### AIM OF THE EXERCISE
Give the total number of lines with the word "você" in them, and no other words.

— start —

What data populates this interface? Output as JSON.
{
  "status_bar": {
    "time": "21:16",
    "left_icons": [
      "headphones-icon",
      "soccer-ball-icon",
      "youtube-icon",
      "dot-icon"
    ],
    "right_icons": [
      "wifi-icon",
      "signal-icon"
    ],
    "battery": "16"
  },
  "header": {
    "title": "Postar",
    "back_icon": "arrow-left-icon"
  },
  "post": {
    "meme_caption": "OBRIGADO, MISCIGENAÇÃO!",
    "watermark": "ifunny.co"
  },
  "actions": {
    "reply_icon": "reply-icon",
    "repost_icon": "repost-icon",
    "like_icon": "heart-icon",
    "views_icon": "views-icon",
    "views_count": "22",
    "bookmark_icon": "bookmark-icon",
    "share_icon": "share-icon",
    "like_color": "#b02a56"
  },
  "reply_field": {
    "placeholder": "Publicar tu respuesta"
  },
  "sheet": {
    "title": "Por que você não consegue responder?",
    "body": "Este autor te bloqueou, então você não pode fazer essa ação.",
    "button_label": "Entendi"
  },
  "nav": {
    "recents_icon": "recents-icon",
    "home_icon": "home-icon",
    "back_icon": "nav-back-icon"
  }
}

— end —

### FINISHED EXERCISE
2